In the listing below, locate the lines that hold "thoughts" and copy them.

.....

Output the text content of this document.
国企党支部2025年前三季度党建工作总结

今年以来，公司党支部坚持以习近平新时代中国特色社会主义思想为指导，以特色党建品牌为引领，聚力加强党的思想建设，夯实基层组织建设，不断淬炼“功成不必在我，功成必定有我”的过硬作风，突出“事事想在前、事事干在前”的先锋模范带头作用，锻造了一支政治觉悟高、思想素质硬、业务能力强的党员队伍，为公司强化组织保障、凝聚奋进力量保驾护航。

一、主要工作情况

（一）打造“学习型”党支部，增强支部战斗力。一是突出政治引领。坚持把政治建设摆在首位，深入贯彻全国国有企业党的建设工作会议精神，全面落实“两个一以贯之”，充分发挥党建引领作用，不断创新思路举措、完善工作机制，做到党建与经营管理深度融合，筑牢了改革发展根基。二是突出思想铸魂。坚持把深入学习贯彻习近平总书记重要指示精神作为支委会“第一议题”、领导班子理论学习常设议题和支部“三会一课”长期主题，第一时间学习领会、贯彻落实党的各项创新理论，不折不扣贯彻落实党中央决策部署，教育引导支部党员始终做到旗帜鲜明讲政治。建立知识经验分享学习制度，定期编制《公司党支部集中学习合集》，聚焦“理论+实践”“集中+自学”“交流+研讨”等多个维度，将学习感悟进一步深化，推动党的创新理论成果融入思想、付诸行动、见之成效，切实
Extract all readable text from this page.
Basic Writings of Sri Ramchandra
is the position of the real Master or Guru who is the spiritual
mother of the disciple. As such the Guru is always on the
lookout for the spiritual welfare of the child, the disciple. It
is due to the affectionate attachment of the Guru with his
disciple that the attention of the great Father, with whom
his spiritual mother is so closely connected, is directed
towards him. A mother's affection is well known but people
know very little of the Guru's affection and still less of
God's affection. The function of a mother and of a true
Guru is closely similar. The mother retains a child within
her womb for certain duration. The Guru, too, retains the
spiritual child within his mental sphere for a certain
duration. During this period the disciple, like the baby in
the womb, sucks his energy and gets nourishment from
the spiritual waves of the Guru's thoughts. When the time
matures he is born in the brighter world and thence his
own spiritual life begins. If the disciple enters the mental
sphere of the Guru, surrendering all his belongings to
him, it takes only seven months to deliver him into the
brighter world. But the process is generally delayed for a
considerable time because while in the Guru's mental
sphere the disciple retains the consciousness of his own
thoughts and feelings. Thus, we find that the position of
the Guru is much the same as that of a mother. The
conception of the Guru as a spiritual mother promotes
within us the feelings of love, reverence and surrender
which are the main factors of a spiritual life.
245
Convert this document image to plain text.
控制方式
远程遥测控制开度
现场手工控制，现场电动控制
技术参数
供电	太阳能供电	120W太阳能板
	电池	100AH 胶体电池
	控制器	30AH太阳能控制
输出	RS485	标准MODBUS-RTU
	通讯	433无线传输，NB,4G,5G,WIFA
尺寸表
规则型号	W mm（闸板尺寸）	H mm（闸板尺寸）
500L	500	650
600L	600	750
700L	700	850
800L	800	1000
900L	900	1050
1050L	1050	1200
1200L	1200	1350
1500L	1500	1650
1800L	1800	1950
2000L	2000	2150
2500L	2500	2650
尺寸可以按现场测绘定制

.....

• [Result below]
the spiritual waves of the Guru's thoughts. When the time
thoughts and feelings. Thus, we find that the position of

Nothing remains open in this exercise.